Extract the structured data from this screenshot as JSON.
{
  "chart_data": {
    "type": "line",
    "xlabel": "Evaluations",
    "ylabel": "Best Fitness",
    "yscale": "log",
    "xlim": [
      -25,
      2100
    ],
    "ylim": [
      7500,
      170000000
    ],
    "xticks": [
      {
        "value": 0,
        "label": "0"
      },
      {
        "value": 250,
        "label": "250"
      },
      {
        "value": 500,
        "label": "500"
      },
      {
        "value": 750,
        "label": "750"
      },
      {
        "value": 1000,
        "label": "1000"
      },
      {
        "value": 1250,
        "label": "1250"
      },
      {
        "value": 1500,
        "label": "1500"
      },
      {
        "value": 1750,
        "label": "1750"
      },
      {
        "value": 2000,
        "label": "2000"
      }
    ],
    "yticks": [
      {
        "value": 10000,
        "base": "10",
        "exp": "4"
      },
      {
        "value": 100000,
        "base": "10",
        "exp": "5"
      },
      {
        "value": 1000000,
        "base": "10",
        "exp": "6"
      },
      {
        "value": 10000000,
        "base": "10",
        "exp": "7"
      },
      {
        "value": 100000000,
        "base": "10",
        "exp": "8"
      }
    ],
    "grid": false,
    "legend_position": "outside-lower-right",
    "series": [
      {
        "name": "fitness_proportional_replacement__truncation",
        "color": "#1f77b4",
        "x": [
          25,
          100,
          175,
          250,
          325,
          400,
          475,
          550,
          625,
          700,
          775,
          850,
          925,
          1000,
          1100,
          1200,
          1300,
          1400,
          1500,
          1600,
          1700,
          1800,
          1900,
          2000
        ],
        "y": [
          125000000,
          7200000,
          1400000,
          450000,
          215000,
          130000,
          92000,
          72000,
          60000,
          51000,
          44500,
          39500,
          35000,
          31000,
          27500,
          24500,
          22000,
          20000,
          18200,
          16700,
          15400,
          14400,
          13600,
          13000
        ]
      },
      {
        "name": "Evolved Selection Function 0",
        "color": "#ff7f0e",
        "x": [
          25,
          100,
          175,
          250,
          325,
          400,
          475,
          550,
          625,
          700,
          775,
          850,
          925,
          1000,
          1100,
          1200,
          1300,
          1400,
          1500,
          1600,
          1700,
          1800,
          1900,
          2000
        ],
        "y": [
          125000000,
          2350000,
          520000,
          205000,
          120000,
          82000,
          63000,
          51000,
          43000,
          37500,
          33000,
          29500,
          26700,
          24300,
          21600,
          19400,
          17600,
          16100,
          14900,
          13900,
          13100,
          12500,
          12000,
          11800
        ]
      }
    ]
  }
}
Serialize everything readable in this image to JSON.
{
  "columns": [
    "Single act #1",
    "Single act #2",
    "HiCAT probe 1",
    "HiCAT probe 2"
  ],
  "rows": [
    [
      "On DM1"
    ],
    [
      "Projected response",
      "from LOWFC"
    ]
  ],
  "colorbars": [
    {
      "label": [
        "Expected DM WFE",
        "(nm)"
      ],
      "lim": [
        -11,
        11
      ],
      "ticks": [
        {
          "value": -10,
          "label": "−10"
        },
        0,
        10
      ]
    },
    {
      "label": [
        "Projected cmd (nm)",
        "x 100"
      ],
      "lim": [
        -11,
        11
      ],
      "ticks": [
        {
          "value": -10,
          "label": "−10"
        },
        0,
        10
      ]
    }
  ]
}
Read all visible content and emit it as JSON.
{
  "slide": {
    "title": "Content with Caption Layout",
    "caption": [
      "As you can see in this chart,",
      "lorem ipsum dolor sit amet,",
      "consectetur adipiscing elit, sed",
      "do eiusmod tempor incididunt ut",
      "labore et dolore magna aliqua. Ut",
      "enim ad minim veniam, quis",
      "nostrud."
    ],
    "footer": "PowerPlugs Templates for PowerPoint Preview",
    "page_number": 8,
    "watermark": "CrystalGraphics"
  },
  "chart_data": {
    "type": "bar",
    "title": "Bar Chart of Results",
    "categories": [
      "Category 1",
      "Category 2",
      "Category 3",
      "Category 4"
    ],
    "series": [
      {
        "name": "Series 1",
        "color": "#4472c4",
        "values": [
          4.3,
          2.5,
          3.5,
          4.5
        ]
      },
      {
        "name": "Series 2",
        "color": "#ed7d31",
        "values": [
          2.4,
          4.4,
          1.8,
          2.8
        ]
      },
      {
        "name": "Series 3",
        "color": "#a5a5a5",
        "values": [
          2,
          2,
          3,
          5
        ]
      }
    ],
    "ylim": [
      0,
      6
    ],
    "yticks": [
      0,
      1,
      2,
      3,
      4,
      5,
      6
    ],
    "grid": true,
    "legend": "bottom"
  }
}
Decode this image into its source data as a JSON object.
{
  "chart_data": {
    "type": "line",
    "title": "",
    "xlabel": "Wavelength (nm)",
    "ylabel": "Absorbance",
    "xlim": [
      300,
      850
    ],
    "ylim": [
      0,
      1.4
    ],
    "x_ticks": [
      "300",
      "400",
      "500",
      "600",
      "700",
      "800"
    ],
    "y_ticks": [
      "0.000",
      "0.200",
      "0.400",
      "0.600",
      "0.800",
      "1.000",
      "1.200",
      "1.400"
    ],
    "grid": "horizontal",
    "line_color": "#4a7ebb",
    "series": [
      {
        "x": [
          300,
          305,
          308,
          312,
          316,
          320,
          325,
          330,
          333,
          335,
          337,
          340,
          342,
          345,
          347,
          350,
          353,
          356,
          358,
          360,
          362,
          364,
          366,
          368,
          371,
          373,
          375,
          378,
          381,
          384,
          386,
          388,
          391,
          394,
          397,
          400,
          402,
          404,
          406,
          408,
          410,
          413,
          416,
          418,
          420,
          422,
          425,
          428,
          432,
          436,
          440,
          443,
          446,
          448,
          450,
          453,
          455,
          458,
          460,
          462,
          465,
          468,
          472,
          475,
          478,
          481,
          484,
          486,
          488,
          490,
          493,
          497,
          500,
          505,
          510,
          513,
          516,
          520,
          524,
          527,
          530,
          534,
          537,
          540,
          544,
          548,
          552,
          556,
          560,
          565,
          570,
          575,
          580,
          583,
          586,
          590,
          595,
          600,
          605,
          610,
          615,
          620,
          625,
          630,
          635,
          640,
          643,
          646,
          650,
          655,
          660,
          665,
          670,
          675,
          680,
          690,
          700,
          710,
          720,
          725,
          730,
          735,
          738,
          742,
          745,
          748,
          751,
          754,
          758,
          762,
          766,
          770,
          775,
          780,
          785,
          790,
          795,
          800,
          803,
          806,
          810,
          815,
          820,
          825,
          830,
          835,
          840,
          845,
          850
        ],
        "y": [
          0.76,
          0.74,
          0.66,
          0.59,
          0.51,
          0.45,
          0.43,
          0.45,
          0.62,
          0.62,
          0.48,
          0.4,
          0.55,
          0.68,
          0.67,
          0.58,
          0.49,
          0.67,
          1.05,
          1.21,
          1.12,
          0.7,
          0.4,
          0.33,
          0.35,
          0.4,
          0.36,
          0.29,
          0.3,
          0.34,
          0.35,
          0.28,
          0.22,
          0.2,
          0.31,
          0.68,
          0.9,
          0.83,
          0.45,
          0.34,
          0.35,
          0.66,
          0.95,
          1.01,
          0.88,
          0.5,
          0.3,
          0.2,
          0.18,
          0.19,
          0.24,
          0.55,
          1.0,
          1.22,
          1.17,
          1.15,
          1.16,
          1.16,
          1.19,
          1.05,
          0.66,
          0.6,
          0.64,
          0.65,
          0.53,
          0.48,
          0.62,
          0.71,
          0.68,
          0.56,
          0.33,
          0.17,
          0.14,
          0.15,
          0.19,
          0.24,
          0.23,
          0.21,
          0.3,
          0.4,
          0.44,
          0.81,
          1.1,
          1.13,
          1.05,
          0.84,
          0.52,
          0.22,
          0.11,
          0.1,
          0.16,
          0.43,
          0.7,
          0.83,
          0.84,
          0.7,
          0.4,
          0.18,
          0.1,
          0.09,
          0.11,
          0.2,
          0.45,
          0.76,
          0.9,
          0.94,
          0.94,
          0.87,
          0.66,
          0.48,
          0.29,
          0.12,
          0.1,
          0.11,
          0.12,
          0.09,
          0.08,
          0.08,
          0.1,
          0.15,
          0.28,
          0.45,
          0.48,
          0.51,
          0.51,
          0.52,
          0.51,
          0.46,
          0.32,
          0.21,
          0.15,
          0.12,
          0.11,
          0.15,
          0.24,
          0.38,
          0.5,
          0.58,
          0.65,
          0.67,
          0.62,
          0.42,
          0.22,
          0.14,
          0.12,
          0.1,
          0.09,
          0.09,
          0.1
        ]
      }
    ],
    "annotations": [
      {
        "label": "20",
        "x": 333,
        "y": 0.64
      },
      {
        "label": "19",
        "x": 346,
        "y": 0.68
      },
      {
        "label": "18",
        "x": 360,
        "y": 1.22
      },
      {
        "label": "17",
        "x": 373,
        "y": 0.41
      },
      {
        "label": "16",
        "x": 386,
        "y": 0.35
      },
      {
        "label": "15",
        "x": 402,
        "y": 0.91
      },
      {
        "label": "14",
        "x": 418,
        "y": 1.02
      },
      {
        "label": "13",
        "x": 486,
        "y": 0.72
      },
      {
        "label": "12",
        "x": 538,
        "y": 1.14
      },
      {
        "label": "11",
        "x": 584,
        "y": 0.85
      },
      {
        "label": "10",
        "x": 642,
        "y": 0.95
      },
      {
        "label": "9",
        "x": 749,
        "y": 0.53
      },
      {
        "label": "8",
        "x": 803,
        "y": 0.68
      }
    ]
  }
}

######

__WHAT YOU ARE ASKED TO DO__. Using the entries above, find all lines with "JSON". Copy them.

__OUTPUT BELOW__.
Extract the structured data from this screenshot as JSON.
Serialize everything readable in this image to JSON.
Read all visible content and emit it as JSON.
Decode this image into its source data as a JSON object.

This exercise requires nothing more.